§ **Stated problem**: Scan the listing below and copy every line holding "What".
--- Start Stored rows ---
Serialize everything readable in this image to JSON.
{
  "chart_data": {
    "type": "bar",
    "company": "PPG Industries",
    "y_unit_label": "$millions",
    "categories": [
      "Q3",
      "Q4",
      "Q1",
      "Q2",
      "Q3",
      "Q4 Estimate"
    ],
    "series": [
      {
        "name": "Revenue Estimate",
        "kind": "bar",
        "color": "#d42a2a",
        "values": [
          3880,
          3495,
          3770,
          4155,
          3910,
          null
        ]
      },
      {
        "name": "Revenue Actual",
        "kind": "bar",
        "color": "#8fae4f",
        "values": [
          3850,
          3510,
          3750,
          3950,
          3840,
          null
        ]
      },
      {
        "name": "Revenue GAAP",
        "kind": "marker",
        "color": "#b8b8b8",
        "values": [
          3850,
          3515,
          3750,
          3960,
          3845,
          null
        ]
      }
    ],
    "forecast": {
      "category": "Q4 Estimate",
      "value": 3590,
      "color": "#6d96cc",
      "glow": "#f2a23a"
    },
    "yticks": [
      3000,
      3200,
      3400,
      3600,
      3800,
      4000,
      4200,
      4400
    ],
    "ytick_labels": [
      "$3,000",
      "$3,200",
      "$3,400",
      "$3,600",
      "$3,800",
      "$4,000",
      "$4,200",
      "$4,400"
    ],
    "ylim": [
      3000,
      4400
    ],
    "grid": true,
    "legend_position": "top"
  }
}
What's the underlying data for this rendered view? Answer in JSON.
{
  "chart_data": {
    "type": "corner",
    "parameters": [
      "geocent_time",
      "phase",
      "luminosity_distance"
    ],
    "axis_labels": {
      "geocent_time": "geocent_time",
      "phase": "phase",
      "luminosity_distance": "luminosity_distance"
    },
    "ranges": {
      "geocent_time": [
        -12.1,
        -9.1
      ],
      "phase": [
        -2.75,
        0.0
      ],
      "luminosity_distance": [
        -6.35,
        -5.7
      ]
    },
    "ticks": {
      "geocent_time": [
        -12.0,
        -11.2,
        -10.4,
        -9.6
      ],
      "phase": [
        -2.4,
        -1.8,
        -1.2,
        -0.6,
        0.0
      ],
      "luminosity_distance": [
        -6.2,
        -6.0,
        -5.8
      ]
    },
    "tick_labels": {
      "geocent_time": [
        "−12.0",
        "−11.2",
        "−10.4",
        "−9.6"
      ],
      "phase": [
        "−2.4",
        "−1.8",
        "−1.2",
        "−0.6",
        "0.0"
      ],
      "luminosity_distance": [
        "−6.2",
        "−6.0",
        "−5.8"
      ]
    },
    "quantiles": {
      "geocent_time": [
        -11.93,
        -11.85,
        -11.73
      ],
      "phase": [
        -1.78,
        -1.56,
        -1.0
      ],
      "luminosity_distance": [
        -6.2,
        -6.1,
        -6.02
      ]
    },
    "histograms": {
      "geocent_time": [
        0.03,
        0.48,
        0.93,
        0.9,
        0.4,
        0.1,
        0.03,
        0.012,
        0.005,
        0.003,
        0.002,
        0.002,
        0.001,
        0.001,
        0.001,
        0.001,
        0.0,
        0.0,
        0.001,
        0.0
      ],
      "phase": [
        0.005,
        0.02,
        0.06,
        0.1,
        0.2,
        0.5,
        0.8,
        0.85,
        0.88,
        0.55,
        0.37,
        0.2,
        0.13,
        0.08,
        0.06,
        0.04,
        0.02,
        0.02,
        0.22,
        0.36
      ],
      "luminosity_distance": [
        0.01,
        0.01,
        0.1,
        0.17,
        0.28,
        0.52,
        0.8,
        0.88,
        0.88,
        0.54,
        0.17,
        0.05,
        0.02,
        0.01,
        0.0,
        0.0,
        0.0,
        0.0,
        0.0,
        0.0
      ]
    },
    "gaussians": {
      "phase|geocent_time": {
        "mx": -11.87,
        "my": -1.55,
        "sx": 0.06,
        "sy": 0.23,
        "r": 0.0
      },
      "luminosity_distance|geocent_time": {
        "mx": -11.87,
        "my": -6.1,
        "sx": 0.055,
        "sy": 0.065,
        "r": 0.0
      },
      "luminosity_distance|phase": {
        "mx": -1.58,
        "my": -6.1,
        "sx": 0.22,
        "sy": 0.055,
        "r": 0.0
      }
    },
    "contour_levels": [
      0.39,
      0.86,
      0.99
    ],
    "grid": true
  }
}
--- End Stored rows ---
--- Start Stored rows ---
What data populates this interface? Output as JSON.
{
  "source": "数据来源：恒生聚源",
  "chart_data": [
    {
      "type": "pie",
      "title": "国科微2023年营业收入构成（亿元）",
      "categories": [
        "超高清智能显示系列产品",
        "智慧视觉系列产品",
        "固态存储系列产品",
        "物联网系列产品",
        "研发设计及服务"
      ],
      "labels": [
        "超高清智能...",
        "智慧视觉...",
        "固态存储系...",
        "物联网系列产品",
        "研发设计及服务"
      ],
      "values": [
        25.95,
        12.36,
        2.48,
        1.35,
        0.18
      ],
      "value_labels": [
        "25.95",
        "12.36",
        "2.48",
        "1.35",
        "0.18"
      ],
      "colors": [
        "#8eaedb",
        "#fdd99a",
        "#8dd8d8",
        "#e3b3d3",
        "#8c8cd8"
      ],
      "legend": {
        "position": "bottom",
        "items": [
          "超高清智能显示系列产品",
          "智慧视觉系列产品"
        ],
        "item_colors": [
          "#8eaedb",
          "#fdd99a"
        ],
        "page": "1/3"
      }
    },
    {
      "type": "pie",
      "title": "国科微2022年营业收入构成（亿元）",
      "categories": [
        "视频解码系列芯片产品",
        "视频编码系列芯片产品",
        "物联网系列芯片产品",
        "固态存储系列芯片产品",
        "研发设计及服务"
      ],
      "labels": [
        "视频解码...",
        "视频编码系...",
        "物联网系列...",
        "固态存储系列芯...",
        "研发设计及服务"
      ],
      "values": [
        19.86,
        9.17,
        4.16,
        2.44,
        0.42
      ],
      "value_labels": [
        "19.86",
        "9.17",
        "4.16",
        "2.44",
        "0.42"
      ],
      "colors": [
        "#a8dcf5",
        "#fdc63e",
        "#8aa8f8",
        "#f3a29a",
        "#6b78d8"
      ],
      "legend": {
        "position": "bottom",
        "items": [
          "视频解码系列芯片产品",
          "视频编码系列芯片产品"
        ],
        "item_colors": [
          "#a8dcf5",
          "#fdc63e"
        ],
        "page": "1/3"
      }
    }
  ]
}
--- End Stored rows ---
§ **Worked solution**:
What's the underlying data for this rendered view? Answer in JSON.
What data populates this interface? Output as JSON.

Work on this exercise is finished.